§ **Given exercise**
Your task is to copy every line of the entries that contains "image".

----------------------------------------

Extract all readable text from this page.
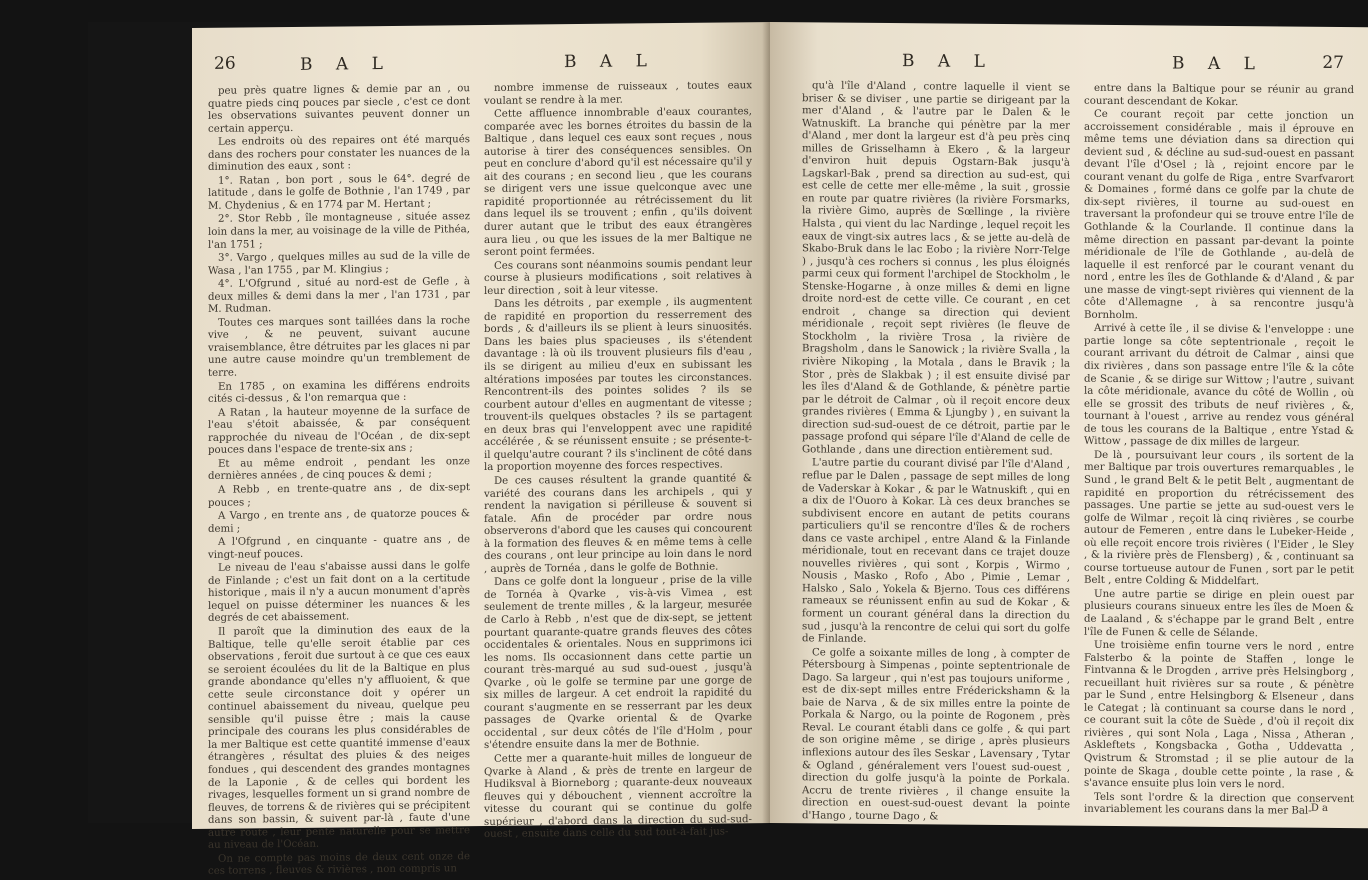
26	B A L	B A L

peu près quatre lignes & demie par an , ou quatre pieds cinq pouces par siecle , c'est ce dont les observations suivantes peuvent donner un certain apperçu.

Les endroits où des repaires ont été marqués dans des rochers pour constater les nuances de la diminution des eaux , sont :

1°. Ratan , bon port , sous le 64°. degré de latitude , dans le golfe de Bothnie , l'an 1749 , par M. Chydenius , & en 1774 par M. Hertant ;

2°. Stor Rebb , île montagneuse , située assez loin dans la mer, au voisinage de la ville de Pithéa, l'an 1751 ;

3°. Vargo , quelques milles au sud de la ville de Wasa , l'an 1755 , par M. Klingius ;

4°. L'Ofgrund , situé au nord-est de Gefle , à deux milles & demi dans la mer , l'an 1731 , par M. Rudman.

Toutes ces marques sont taillées dans la roche vive , & ne peuvent, suivant aucune vraisemblance, être détruites par les glaces ni par une autre cause moindre qu'un tremblement de terre.

En 1785 , on examina les différens endroits cités ci-dessus , & l'on remarqua que :

A Ratan , la hauteur moyenne de la surface de l'eau s'étoit abaissée, & par conséquent rapprochée du niveau de l'Océan , de dix-sept pouces dans l'espace de trente-six ans ;

Et au même endroit , pendant les onze dernières années , de cinq pouces & demi ;

A Rebb , en trente-quatre ans , de dix-sept pouces ;

A Vargo , en trente ans , de quatorze pouces & demi ;

A l'Ofgrund , en cinquante - quatre ans , de vingt-neuf pouces.

Le niveau de l'eau s'abaisse aussi dans le golfe de Finlande ; c'est un fait dont on a la certitude historique , mais il n'y a aucun monument d'après lequel on puisse déterminer les nuances & les degrés de cet abaissement.

Il paroît que la diminution des eaux de la Baltique, telle qu'elle seroit établie par ces observations , feroit due surtout à ce que ces eaux se seroient écoulées du lit de la Baltique en plus grande abondance qu'elles n'y affluoient, & que cette seule circonstance doit y opérer un continuel abaissement du niveau, quelque peu sensible qu'il puisse être ; mais la cause principale des courans les plus considérables de la mer Baltique est cette quantité immense d'eaux étrangères , résultat des pluies & des neiges fondues , qui descendent des grandes montagnes de la Laponie , & de celles qui bordent les rivages, lesquelles forment un si grand nombre de fleuves, de torrens & de rivières qui se précipitent dans son bassin, & suivent par-là , faute d'une autre route , leur pente naturelle pour se mettre au niveau de l'Océan.

On ne compte pas moins de deux cent onze de ces torrens , fleuves & rivières , non compris un

nombre immense de ruisseaux , toutes eaux voulant se rendre à la mer.

Cette affluence innombrable d'eaux courantes, comparée avec les bornes étroites du bassin de la Baltique , dans lequel ces eaux sont reçues , nous autorise à tirer des conséquences sensibles. On peut en conclure d'abord qu'il est nécessaire qu'il y ait des courans ; en second lieu , que les courans se dirigent vers une issue quelconque avec une rapidité proportionnée au rétrécissement du lit dans lequel ils se trouvent ; enfin , qu'ils doivent durer autant que le tribut des eaux étrangères aura lieu , ou que les issues de la mer Baltique ne seront point fermées.

Ces courans sont néanmoins soumis pendant leur course à plusieurs modifications , soit relatives à leur direction , soit à leur vitesse.

Dans les détroits , par exemple , ils augmentent de rapidité en proportion du resserrement des bords , & d'ailleurs ils se plient à leurs sinuosités. Dans les baies plus spacieuses , ils s'étendent davantage : là où ils trouvent plusieurs fils d'eau , ils se dirigent au milieu d'eux en subissant les altérations imposées par toutes les circonstances. Rencontrent-ils des pointes solides ? ils se courbent autour d'elles en augmentant de vitesse ; trouvent-ils quelques obstacles ? ils se partagent en deux bras qui l'enveloppent avec une rapidité accélérée , & se réunissent ensuite ; se présente-t-il quelqu'autre courant ? ils s'inclinent de côté dans la proportion moyenne des forces respectives.

De ces causes résultent la grande quantité & variété des courans dans les archipels , qui y rendent la navigation si périlleuse & souvent si fatale. Afin de procéder par ordre nous observerons d'abord que les causes qui concourent à la formation des fleuves & en même tems à celle des courans , ont leur principe au loin dans le nord , auprès de Tornéa , dans le golfe de Bothnie.

Dans ce golfe dont la longueur , prise de la ville de Tornéa à Qvarke , vis-à-vis Vimea , est seulement de trente milles , & la largeur, mesurée de Carlo à Rebb , n'est que de dix-sept, se jettent pourtant quarante-quatre grands fleuves des côtes occidentales & orientales. Nous en supprimons ici les noms. Ils occasionnent dans cette partie un courant très-marqué au sud sud-ouest , jusqu'à Qvarke , où le golfe se termine par une gorge de six milles de largeur. A cet endroit la rapidité du courant s'augmente en se resserrant par les deux passages de Qvarke oriental & de Qvarke occidental , sur deux côtés de l'île d'Holm , pour s'étendre ensuite dans la mer de Bothnie.

Cette mer a quarante-huit milles de longueur de Qvarke à Aland , & près de trente en largeur de Hudiksval à Biorneborg ; quarante-deux nouveaux fleuves qui y débouchent , viennent accroître la vitesse du courant qui se continue du golfe supérieur , d'abord dans la direction du sud-sud-ouest , ensuite dans celle du sud tout-à-fait jus-

B A L	B A L	27

qu'à l'île d'Aland , contre laquelle il vient se briser & se diviser , une partie se dirigeant par la mer d'Aland , & l'autre par le Dalen & le Watnuskift. La branche qui pénètre par la mer d'Aland , mer dont la largeur est d'à peu près cinq milles de Grisselhamn à Ekero , & la largeur d'environ huit depuis Ogstarn-Bak jusqu'à Lagskarl-Bak , prend sa direction au sud-est, qui est celle de cette mer elle-même , la suit , grossie en route par quatre rivières (la rivière Forsmarks, la rivière Gimo, auprès de Sœllinge , la rivière Halsta , qui vient du lac Nardinge , lequel reçoit les eaux de vingt-six autres lacs , & se jette au-delà de Skabo-Bruk dans le lac Eobo ; la rivière Norr-Telge ) , jusqu'à ces rochers si connus , les plus éloignés parmi ceux qui forment l'archipel de Stockholm , le Stenske-Hogarne , à onze milles & demi en ligne droite nord-est de cette ville. Ce courant , en cet endroit , change sa direction qui devient méridionale , reçoit sept rivières (le fleuve de Stockholm , la rivière Trosa , la rivière de Bragsholm , dans le Sanowick ; la rivière Svalla , la rivière Nikoping , la Motala , dans le Bravik ; la Stor , près de Slakbak ) ; il est ensuite divisé par les îles d'Aland & de Gothlande, & pénètre partie par le détroit de Calmar , où il reçoit encore deux grandes rivières ( Emma & Ljungby ) , en suivant la direction sud-sud-ouest de ce détroit, partie par le passage profond qui sépare l'île d'Aland de celle de Gothlande , dans une direction entièrement sud.

L'autre partie du courant divisé par l'île d'Aland , reflue par le Dalen , passage de sept milles de long de Vaderskar à Kokar , & par le Watnuskift , qui en a dix de l'Ouoro à Kokar. Là ces deux branches se subdivisent encore en autant de petits courans particuliers qu'il se rencontre d'îles & de rochers dans ce vaste archipel , entre Aland & la Finlande méridionale, tout en recevant dans ce trajet douze nouvelles rivières , qui sont , Korpis , Wirmo , Nousis , Masko , Rofo , Abo , Pimie , Lemar , Halsko , Salo , Yokela & Bjerno. Tous ces différens rameaux se réunissent enfin au sud de Kokar , & forment un courant général dans la direction du sud , jusqu'à la rencontre de celui qui sort du golfe de Finlande.

Ce golfe a soixante milles de long , à compter de Pétersbourg à Simpenas , pointe septentrionale de Dago. Sa largeur , qui n'est pas toujours uniforme , est de dix-sept milles entre Fréderickshamn & la baie de Narva , & de six milles entre la pointe de Porkala & Nargo, ou la pointe de Rogonem , près Reval. Le courant établi dans ce golfe , & qui part de son origine même , se dirige , après plusieurs inflexions autour des îles Seskar , Lavensary , Tytar & Ogland , généralement vers l'ouest sud-ouest , direction du golfe jusqu'à la pointe de Porkala. Accru de trente rivières , il change ensuite la direction en ouest-sud-ouest devant la pointe d'Hango , tourne Dago , &

entre dans la Baltique pour se réunir au grand courant descendant de Kokar.

Ce courant reçoit par cette jonction un accroissement considérable , mais il éprouve en même tems une déviation dans sa direction qui devient sud , & décline au sud-sud-ouest en passant devant l'île d'Osel ; là , rejoint encore par le courant venant du golfe de Riga , entre Svarfvarort & Domaines , formé dans ce golfe par la chute de dix-sept rivières, il tourne au sud-ouest en traversant la profondeur qui se trouve entre l'île de Gothlande & la Courlande. Il continue dans la même direction en passant par-devant la pointe méridionale de l'île de Gothlande , au-delà de laquelle il est renforcé par le courant venant du nord , entre les îles de Gothlande & d'Aland , & par une masse de vingt-sept rivières qui viennent de la côte d'Allemagne , à sa rencontre jusqu'à Bornholm.

Arrivé à cette île , il se divise & l'enveloppe : une partie longe sa côte septentrionale , reçoit le courant arrivant du détroit de Calmar , ainsi que dix rivières , dans son passage entre l'île & la côte de Scanie , & se dirige sur Wittow ; l'autre , suivant la côte méridionale, avance du côté de Wollin , où elle se grossit des tributs de neuf rivières , &, tournant à l'ouest , arrive au rendez vous général de tous les courans de la Baltique , entre Ystad & Wittow , passage de dix milles de largeur.

De là , poursuivant leur cours , ils sortent de la mer Baltique par trois ouvertures remarquables , le Sund , le grand Belt & le petit Belt , augmentant de rapidité en proportion du rétrécissement des passages. Une partie se jette au sud-ouest vers le golfe de Wilmar , reçoit là cinq rivières , se courbe autour de Femeren , entre dans le Lubeker-Heide , où elle reçoit encore trois rivières ( l'Eider , le Sley , & la rivière près de Flensberg) , & , continuant sa course tortueuse autour de Funen , sort par le petit Belt , entre Colding & Middelfart.

Une autre partie se dirige en plein ouest par plusieurs courans sinueux entre les îles de Moen & de Laaland , & s'échappe par le grand Belt , entre l'île de Funen & celle de Sélande.

Une troisième enfin tourne vers le nord , entre Falsterbo & la pointe de Staffen , longe le Fintvanna & le Drogden , arrive près Helsingborg , recueillant huit rivières sur sa route , & pénètre par le Sund , entre Helsingborg & Elseneur , dans le Categat ; là continuant sa course dans le nord , ce courant suit la côte de Suède , d'où il reçoit dix rivières , qui sont Nola , Laga , Nissa , Atheran , Askleftets , Kongsbacka , Gotha , Uddevatta , Qvistrum & Stromstad ; il se plie autour de la pointe de Skaga , double cette pointe , la rase , & s'avance ensuite plus loin vers le nord.

Tels sont l'ordre & la direction que conservent invariablement les courans dans la mer Bal- D a
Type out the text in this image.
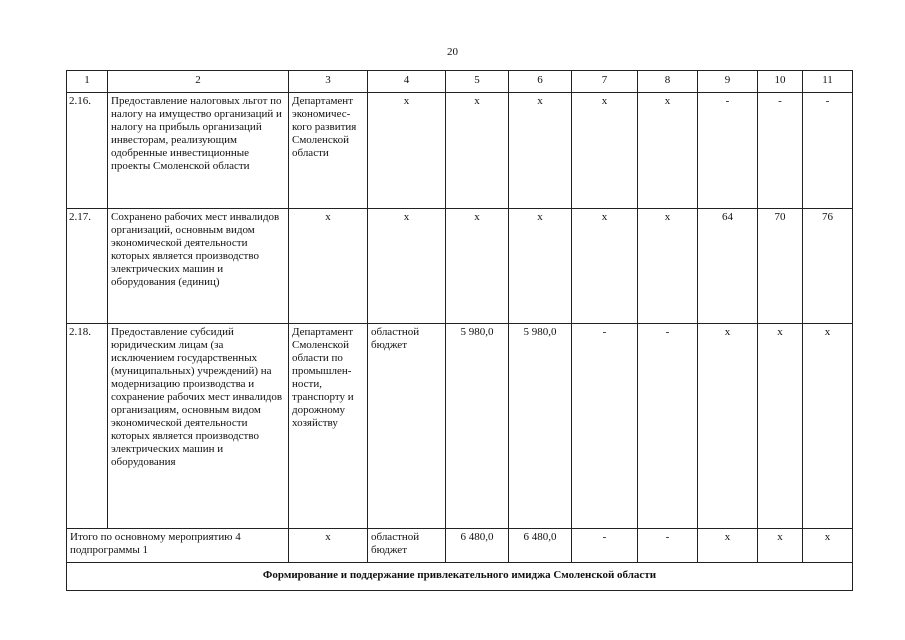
20
1	2	3	4	5	6	7	8	9	10	11
2.16.	Предоставление налоговых льгот по налогу на имущество организаций и налогу на прибыль организаций инвесторам, реализующим одобренные инвестиционные проекты Смоленской области	Департамент экономичес-кого развития Смоленской области	x	x	x	x	x	-	-	-
2.17.	Сохранено рабочих мест инвалидов организаций, основным видом экономической деятельности которых является производство электрических машин и оборудования (единиц)	x	x	x	x	x	x	64	70	76
2.18.	Предоставление субсидий юридическим лицам (за исключением государственных (муниципальных) учреждений) на модернизацию производства и сохранение рабочих мест инвалидов организациям, основным видом экономической деятельности которых является производство электрических машин и оборудования	Департамент Смоленской области по промышлен-ности, транспорту и дорожному хозяйству	областной бюджет	5 980,0	5 980,0	-	-	x	x	x
Итого по основному мероприятию 4 подпрограммы 1		x	областной бюджет	6 480,0	6 480,0	-	-	x	x	x
Формирование и поддержание привлекательного имиджа Смоленской области										
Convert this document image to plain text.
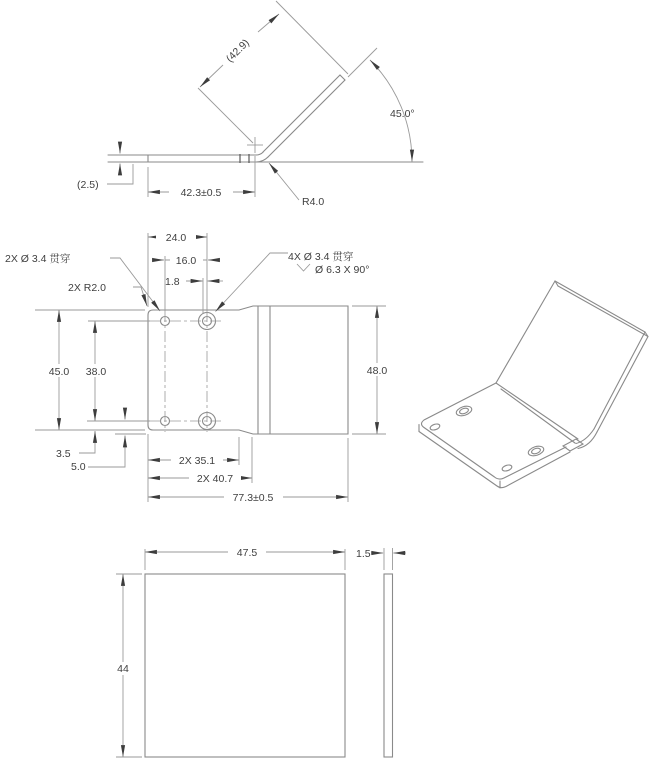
42.3±0.5
(2.5)
(42.9)
45.0°
R4.0
24.0
16.0
1.8
45.0 38.0	48.0
3.5
5.0	2X 35.1
2X 40.7
77.3±0.5
2X Ø 3.4 贯穿
2X R2.0
4X Ø 3.4 贯穿
Ø 6.3 X 90°
47.5	1.5
44
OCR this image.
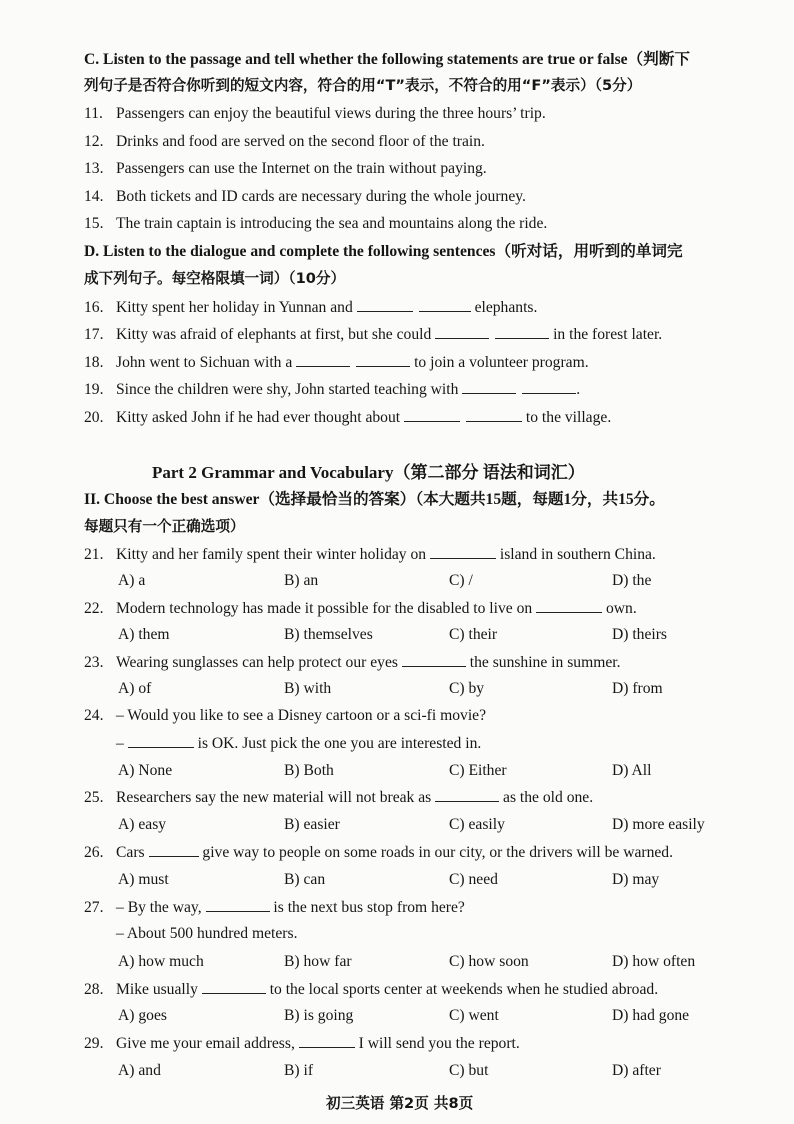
C. Listen to the passage and tell whether the following statements are true or false（判断下
列句子是否符合你听到的短文内容，符合的用“T”表示，不符合的用“F”表示）（5分）
11. Passengers can enjoy the beautiful views during the three hours’ trip.
12. Drinks and food are served on the second floor of the train.
13. Passengers can use the Internet on the train without paying.
14. Both tickets and ID cards are necessary during the whole journey.
15. The train captain is introducing the sea and mountains along the ride.
D. Listen to the dialogue and complete the following sentences（听对话，用听到的单词完
成下列句子。每空格限填一词）（10分）
16. Kitty spent her holiday in Yunnan and	elephants.
17. Kitty was afraid of elephants at first, but she could	in the forest later.
18. John went to Sichuan with a	to join a volunteer program.
19. Since the children were shy, John started teaching with	.
20. Kitty asked John if he had ever thought about	to the village.
Part 2 Grammar and Vocabulary（第二部分 语法和词汇）
II. Choose the best answer（选择最恰当的答案）（本大题共15题，每题1分，共15分。
每题只有一个正确选项）
21. Kitty and her family spent their winter holiday on	island in southern China.
A) a	B) an	C) /	D) the
22. Modern technology has made it possible for the disabled to live on	own.
A) them	B) themselves	C) their	D) theirs
23. Wearing sunglasses can help protect our eyes	the sunshine in summer.
A) of	B) with	C) by	D) from
24. – Would you like to see a Disney cartoon or a sci-fi movie?
–	is OK. Just pick the one you are interested in.
A) None	B) Both	C) Either	D) All
25. Researchers say the new material will not break as	as the old one.
A) easy	B) easier	C) easily	D) more easily
26. Cars	give way to people on some roads in our city, or the drivers will be warned.
A) must	B) can	C) need	D) may
27. – By the way,	is the next bus stop from here?
– About 500 hundred meters.
A) how much	B) how far	C) how soon	D) how often
28. Mike usually	to the local sports center at weekends when he studied abroad.
A) goes	B) is going	C) went	D) had gone
29. Give me your email address,	I will send you the report.
A) and	B) if	C) but	D) after
初三英语 第2页 共8页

----------------------------------------

§ **Result of this task**
Type out the text in this image.
Convert this document image to plain text.
OCR this image.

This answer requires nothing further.